Present every line of the rows below as a Markdown table with two columns, Index for the line's number and Text for the line itself. Skip blank lines and leave the pictures out.

═══ Excerpted records

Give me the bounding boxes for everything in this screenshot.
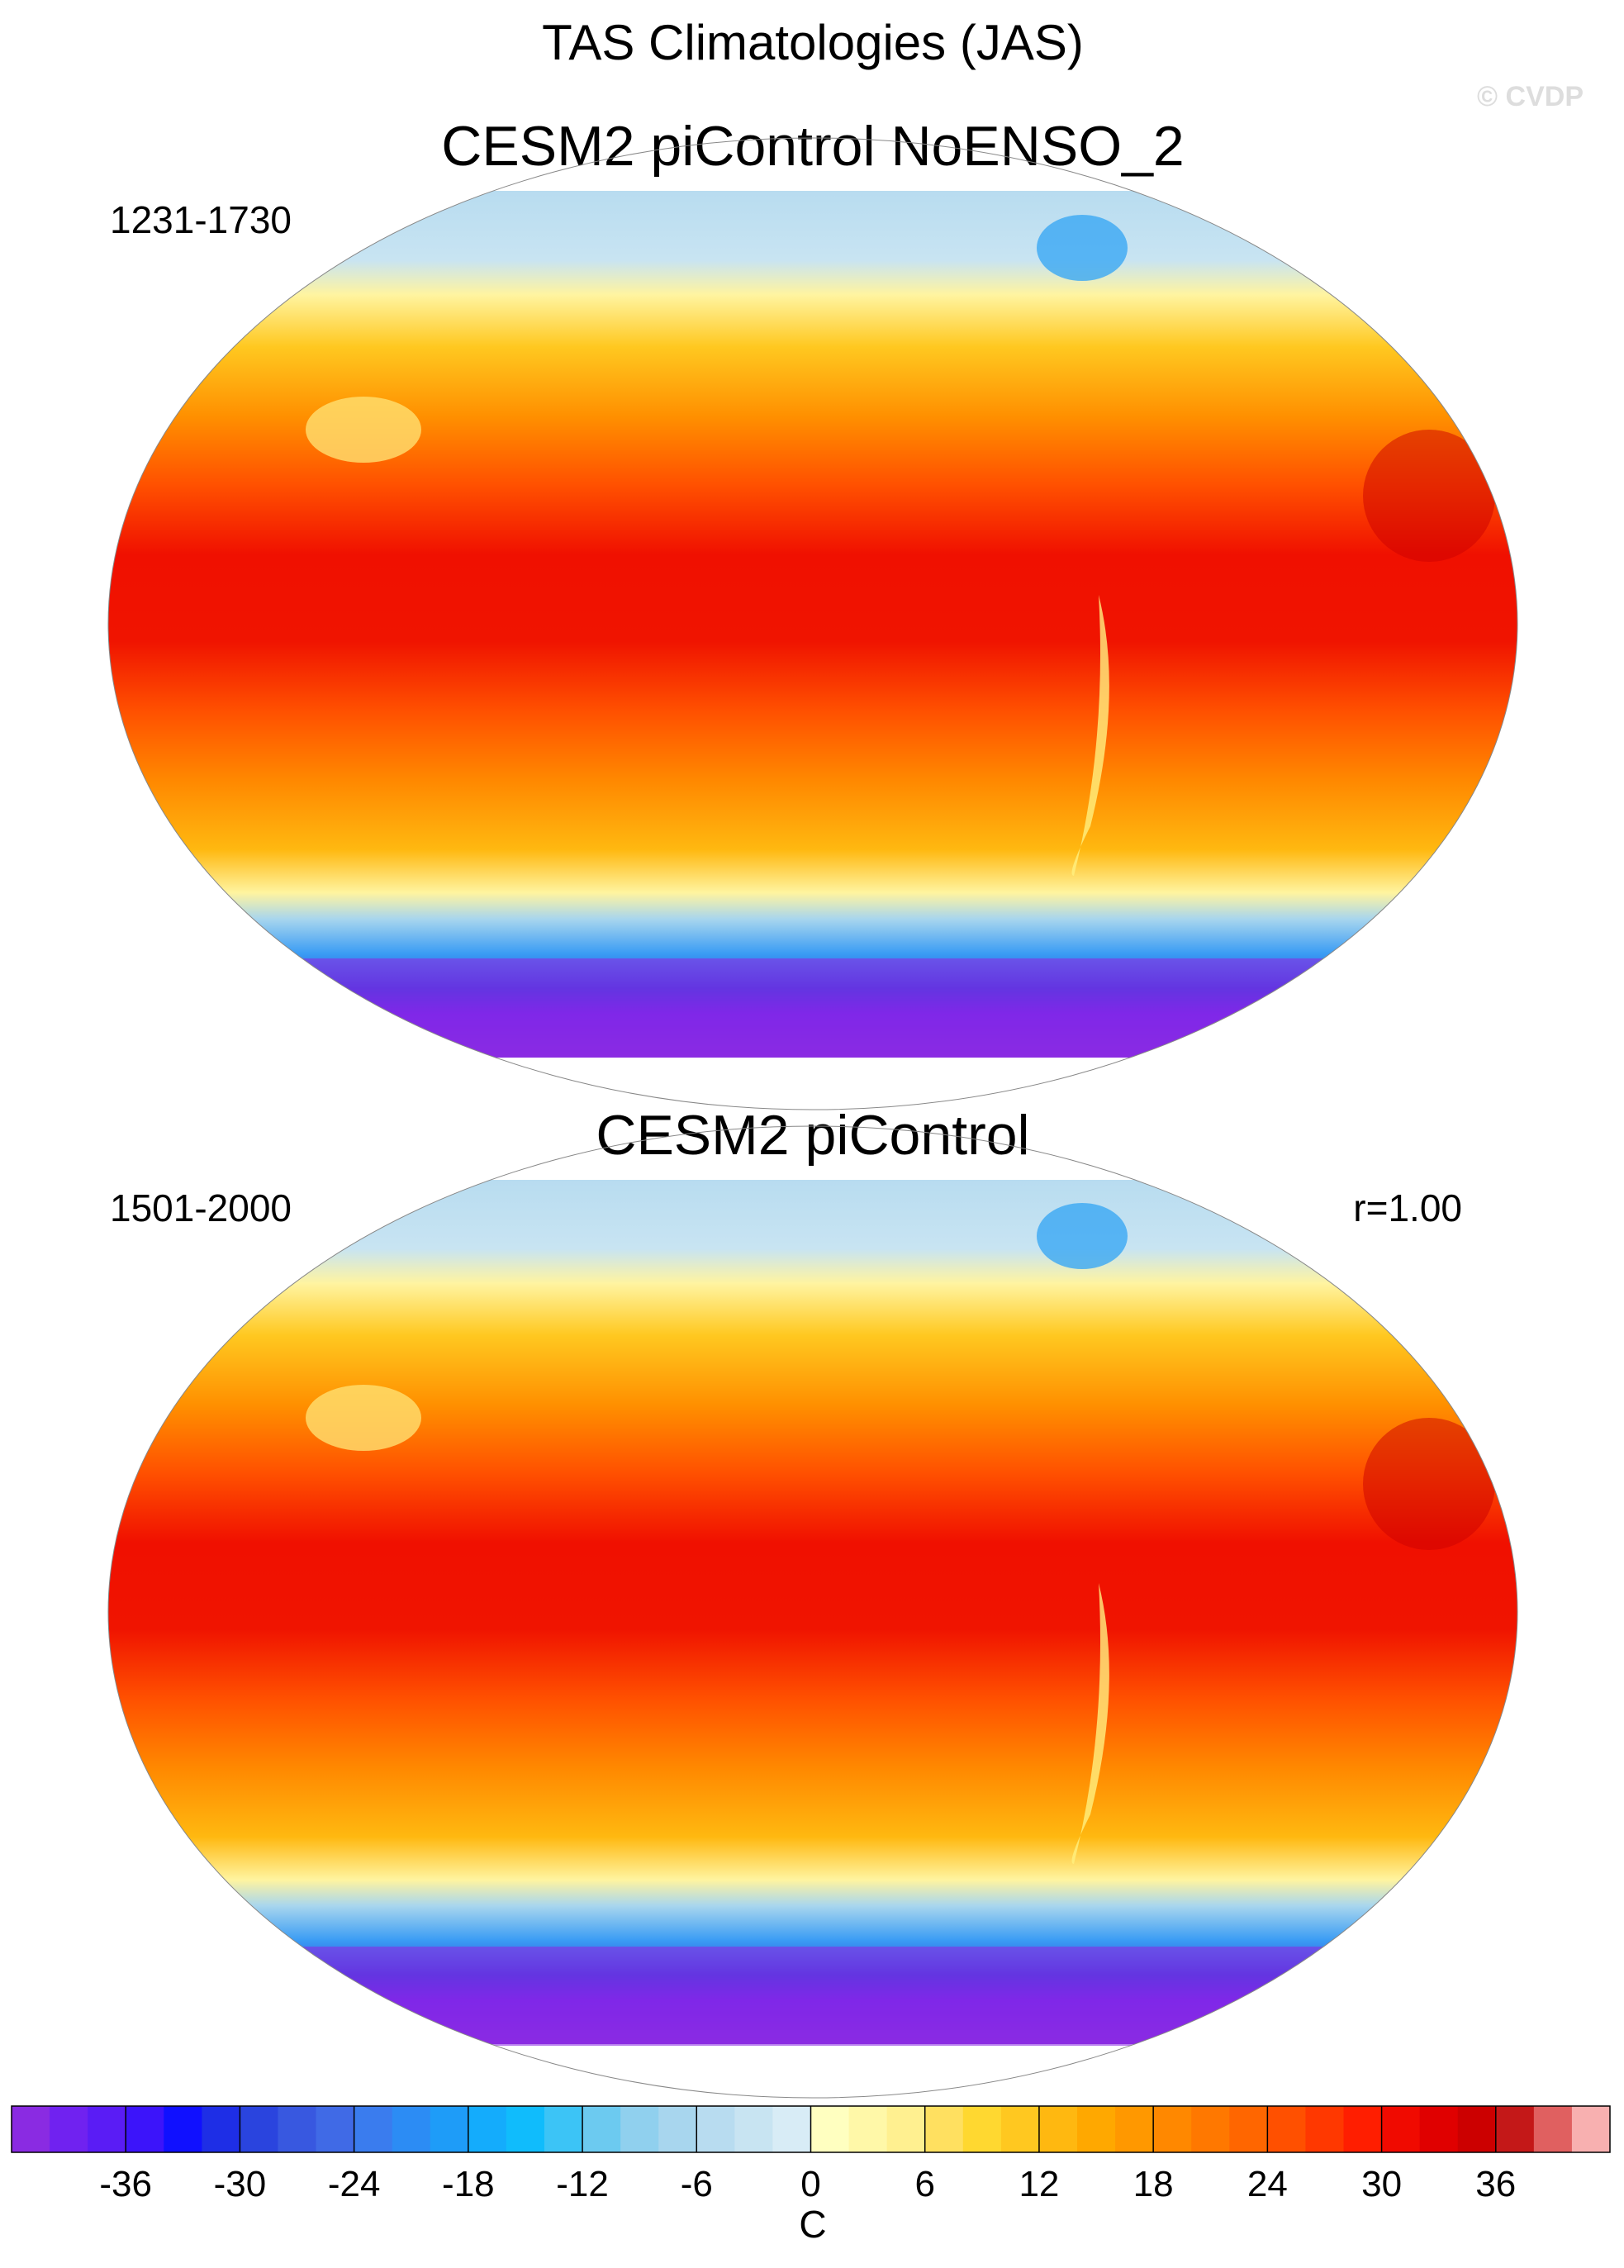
map (108, 191, 1517, 1058)
colorbar-box (620, 2106, 659, 2152)
colorbar-tick-label: -36 (99, 2164, 152, 2204)
colorbar-tick-label: -30 (214, 2164, 267, 2204)
colorbar-box (240, 2106, 278, 2152)
colorbar-box (1457, 2106, 1497, 2152)
colorbar-tick-label: 6 (914, 2164, 934, 2204)
colorbar-box (1495, 2106, 1535, 2152)
colorbar-box (1267, 2106, 1306, 2152)
colorbar-box (1229, 2106, 1268, 2152)
colorbar-tick-label: 36 (1475, 2164, 1516, 2204)
colorbar-tick-label: 24 (1247, 2164, 1288, 2204)
colorbar-tick-label: 18 (1133, 2164, 1174, 2204)
colorbar-box (316, 2106, 355, 2152)
colorbar-label: C (799, 2203, 826, 2246)
colorbar-box (392, 2106, 431, 2152)
colorbar-tick-label: 12 (1019, 2164, 1059, 2204)
colorbar-tick-label: -18 (442, 2164, 495, 2204)
colorbar-box (734, 2106, 773, 2152)
colorbar: -36 -30 -24 -18 -12 -6 0 6 12 18 24 30 36 (11, 2105, 1611, 2204)
figure-title: TAS Climatologies (JAS) (542, 15, 1084, 70)
colorbar-box (12, 2106, 50, 2152)
colorbar-box (278, 2106, 317, 2152)
colorbar-box (1115, 2106, 1154, 2152)
panel-period: 1501-2000 (110, 1186, 292, 1229)
colorbar-box (962, 2106, 1002, 2152)
colorbar-box (1038, 2106, 1078, 2152)
map-outline (107, 1125, 1518, 2099)
colorbar-box (848, 2106, 888, 2152)
colorbar-box (468, 2106, 507, 2152)
colorbar-box (544, 2106, 583, 2152)
colorbar-box (1381, 2106, 1421, 2152)
colorbar-box (1533, 2106, 1573, 2152)
colorbar-box (582, 2106, 621, 2152)
colorbar-box (1419, 2106, 1459, 2152)
colorbar-box (50, 2106, 88, 2152)
colorbar-box (658, 2106, 697, 2152)
colorbar-box (1077, 2106, 1116, 2152)
colorbar-box (886, 2106, 926, 2152)
panel-title: CESM2 piControl (596, 1104, 1029, 1167)
colorbar-tick-label: -24 (328, 2164, 381, 2204)
colorbar-box (1343, 2106, 1383, 2152)
colorbar-box (1191, 2106, 1230, 2152)
colorbar-tick-label: -12 (556, 2164, 609, 2204)
colorbar-box (1000, 2106, 1040, 2152)
colorbar-tick-label: -6 (681, 2164, 713, 2204)
colorbar-box (164, 2106, 202, 2152)
colorbar-box (1571, 2106, 1611, 2152)
panel-stat: r=1.00 (1353, 1186, 1462, 1229)
colorbar-tick-label: 30 (1361, 2164, 1402, 2204)
colorbar-box (202, 2106, 240, 2152)
colorbar-box (924, 2106, 964, 2152)
watermark: © CVDP (1477, 81, 1584, 112)
colorbar-box (1153, 2106, 1192, 2152)
colorbar-box (354, 2106, 393, 2152)
colorbar-box (126, 2106, 164, 2152)
colorbar-box (430, 2106, 469, 2152)
colorbar-box (696, 2106, 735, 2152)
panel-title: CESM2 piControl NoENSO_2 (441, 115, 1184, 178)
colorbar-box (88, 2106, 126, 2152)
colorbar-box (1305, 2106, 1344, 2152)
map-outline (107, 137, 1518, 1110)
colorbar-box (506, 2106, 545, 2152)
panel-period: 1231-1730 (110, 198, 292, 241)
map (108, 1180, 1517, 2046)
colorbar-tick-label: 0 (800, 2164, 820, 2204)
colorbar-box (810, 2106, 850, 2152)
colorbar-box (772, 2106, 811, 2152)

══════

→ **Response**
| Index | Text |
|---|---|
| 1 | Give me the bounding boxes for everything in this screenshot. |
| 2 | map (108, 191, 1517, 1058) |
| 3 | colorbar-box (620, 2106, 659, 2152) |
| 4 | colorbar-tick-label: -36 (99, 2164, 152, 2204) |
| 5 | colorbar-tick-label: -30 (214, 2164, 267, 2204) |
| 6 | colorbar-box (240, 2106, 278, 2152) |
| 7 | colorbar-box (1457, 2106, 1497, 2152) |
| 8 | colorbar-tick-label: 6 (914, 2164, 934, 2204) |
| 9 | colorbar-box (1495, 2106, 1535, 2152) |
| 10 | colorbar-box (1267, 2106, 1306, 2152) |
| 11 | colorbar-box (1229, 2106, 1268, 2152) |
| 12 | colorbar-tick-label: 36 (1475, 2164, 1516, 2204) |
| 13 | colorbar-tick-label: 24 (1247, 2164, 1288, 2204) |
| 14 | colorbar-tick-label: 18 (1133, 2164, 1174, 2204) |
| 15 | colorbar-box (316, 2106, 355, 2152) |
| 16 | colorbar-label: C (799, 2203, 826, 2246) |
| 17 | colorbar-box (392, 2106, 431, 2152) |
| 18 | colorbar-tick-label: 12 (1019, 2164, 1059, 2204) |
| 19 | colorbar-tick-label: -18 (442, 2164, 495, 2204) |
| 20 | colorbar-box (734, 2106, 773, 2152) |
| 21 | colorbar: -36 -30 -24 -18 -12 -6 0 6 12 18 24 30 36 (11, 2105, 1611, 2204) |
| 22 | figure-title: TAS Climatologies (JAS) (542, 15, 1084, 70) |
| 23 | colorbar-box (12, 2106, 50, 2152) |
| 24 | colorbar-box (278, 2106, 317, 2152) |
| 25 | colorbar-box (1115, 2106, 1154, 2152) |
| 26 | panel-period: 1501-2000 (110, 1186, 292, 1229) |
| 27 | colorbar-box (962, 2106, 1002, 2152) |
| 28 | colorbar-box (1038, 2106, 1078, 2152) |
| 29 | map-outline (107, 1125, 1518, 2099) |
| 30 | colorbar-box (848, 2106, 888, 2152) |
| 31 | colorbar-box (468, 2106, 507, 2152) |
| 32 | colorbar-box (544, 2106, 583, 2152) |
| 33 | colorbar-box (1381, 2106, 1421, 2152) |
| 34 | colorbar-box (1533, 2106, 1573, 2152) |
| 35 | colorbar-box (582, 2106, 621, 2152) |
| 36 | colorbar-box (1419, 2106, 1459, 2152) |
| 37 | colorbar-box (50, 2106, 88, 2152) |
| 38 | colorbar-box (658, 2106, 697, 2152) |
| 39 | colorbar-box (1077, 2106, 1116, 2152) |
| 40 | colorbar-box (886, 2106, 926, 2152) |
| 41 | panel-title: CESM2 piControl (596, 1104, 1029, 1167) |
| 42 | colorbar-tick-label: -24 (328, 2164, 381, 2204) |
| 43 | colorbar-box (1343, 2106, 1383, 2152) |
| 44 | colorbar-box (1191, 2106, 1230, 2152) |
| 45 | colorbar-tick-label: -12 (556, 2164, 609, 2204) |
| 46 | colorbar-box (1000, 2106, 1040, 2152) |
| 47 | colorbar-tick-label: -6 (681, 2164, 713, 2204) |
| 48 | colorbar-box (164, 2106, 202, 2152) |
| 49 | colorbar-box (1571, 2106, 1611, 2152) |
| 50 | panel-stat: r=1.00 (1353, 1186, 1462, 1229) |
| 51 | colorbar-tick-label: 30 (1361, 2164, 1402, 2204) |
| 52 | colorbar-box (202, 2106, 240, 2152) |
| 53 | colorbar-box (924, 2106, 964, 2152) |
| 54 | watermark: © CVDP (1477, 81, 1584, 112) |
| 55 | colorbar-box (1153, 2106, 1192, 2152) |
| 56 | colorbar-box (354, 2106, 393, 2152) |
| 57 | colorbar-box (126, 2106, 164, 2152) |
| 58 | colorbar-box (430, 2106, 469, 2152) |
| 59 | colorbar-box (696, 2106, 735, 2152) |
| 60 | panel-title: CESM2 piControl NoENSO_2 (441, 115, 1184, 178) |
| 61 | colorbar-box (88, 2106, 126, 2152) |
| 62 | colorbar-box (1305, 2106, 1344, 2152) |
| 63 | map-outline (107, 137, 1518, 1110) |
| 64 | colorbar-box (506, 2106, 545, 2152) |
| 65 | panel-period: 1231-1730 (110, 198, 292, 241) |
| 66 | map (108, 1180, 1517, 2046) |
| 67 | colorbar-tick-label: 0 (800, 2164, 820, 2204) |
| 68 | colorbar-box (810, 2106, 850, 2152) |
| 69 | colorbar-box (772, 2106, 811, 2152) |